What is required:
Filter the records for lines holding the string "true".
★ ★ ★ ★ ★ ★ ★
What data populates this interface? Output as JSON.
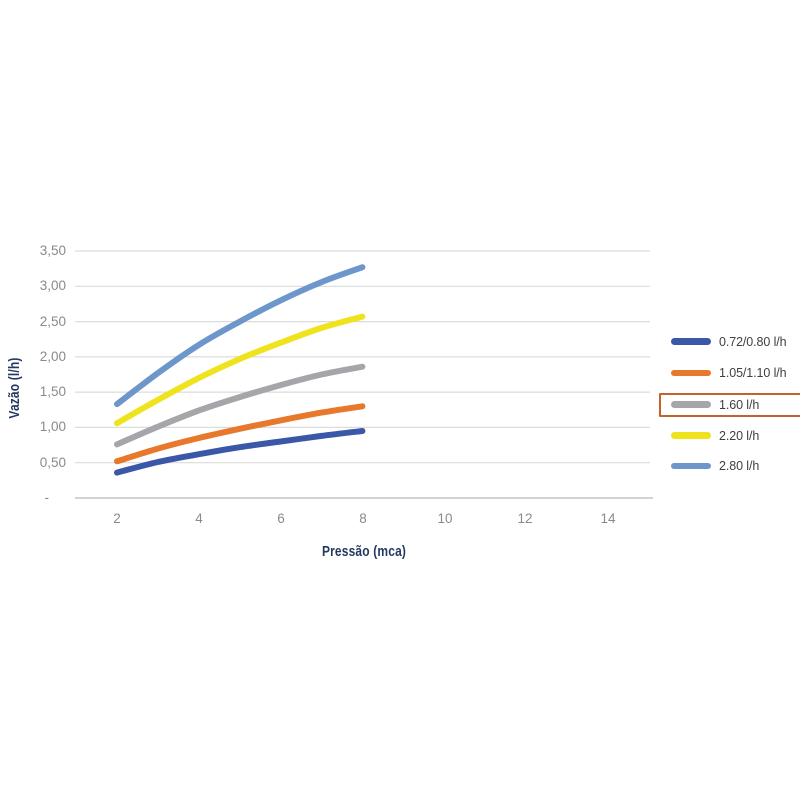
{
  "page": {
    "background": "#ffffff"
  },
  "chart_data": {
    "type": "line",
    "title": "",
    "xlabel": "Pressão (mca)",
    "ylabel": "Vazão (l/h)",
    "x": [
      2,
      4,
      6,
      8,
      10,
      12,
      14
    ],
    "xticks": [
      "2",
      "4",
      "6",
      "8",
      "10",
      "12",
      "14"
    ],
    "yticks": [
      "3,50",
      "3,00",
      "2,50",
      "2,00",
      "1,50",
      "1,00",
      "0,50",
      "-"
    ],
    "ytick_values": [
      3.5,
      3.0,
      2.5,
      2.0,
      1.5,
      1.0,
      0.5,
      0
    ],
    "ylim": [
      0,
      3.5
    ],
    "grid": true,
    "smooth_lines": true,
    "legend_position": "right",
    "series": [
      {
        "name": "0.72/0.80 l/h",
        "color": "#3a57a8",
        "values": [
          0.36,
          0.51,
          0.62,
          0.72,
          0.8,
          0.88,
          0.95
        ]
      },
      {
        "name": "1.05/1.10 l/h",
        "color": "#e8782b",
        "values": [
          0.52,
          0.7,
          0.85,
          0.98,
          1.1,
          1.21,
          1.3
        ]
      },
      {
        "name": "1.60 l/h",
        "color": "#a5a6a9",
        "values": [
          0.76,
          1.01,
          1.24,
          1.43,
          1.6,
          1.75,
          1.86
        ],
        "highlighted": true
      },
      {
        "name": "2.20 l/h",
        "color": "#efe31d",
        "values": [
          1.06,
          1.39,
          1.7,
          1.97,
          2.2,
          2.41,
          2.57
        ]
      },
      {
        "name": "2.80 l/h",
        "color": "#6d96cb",
        "values": [
          1.33,
          1.77,
          2.17,
          2.5,
          2.8,
          3.06,
          3.27
        ]
      }
    ],
    "highlight": {
      "series": "1.60 l/h",
      "border_color": "#c4622c"
    }
  },
  "colors": {
    "gridline": "#dcdcdc",
    "axis_line": "#c4c4c4",
    "tick_label": "#8a8a8a",
    "axis_title": "#233a60",
    "legend_text": "#404040"
  }
}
★ ★ ★ ★ ★ ★ ★
Response to the task:
    "grid": true,
    "smooth_lines": true,
        "highlighted": true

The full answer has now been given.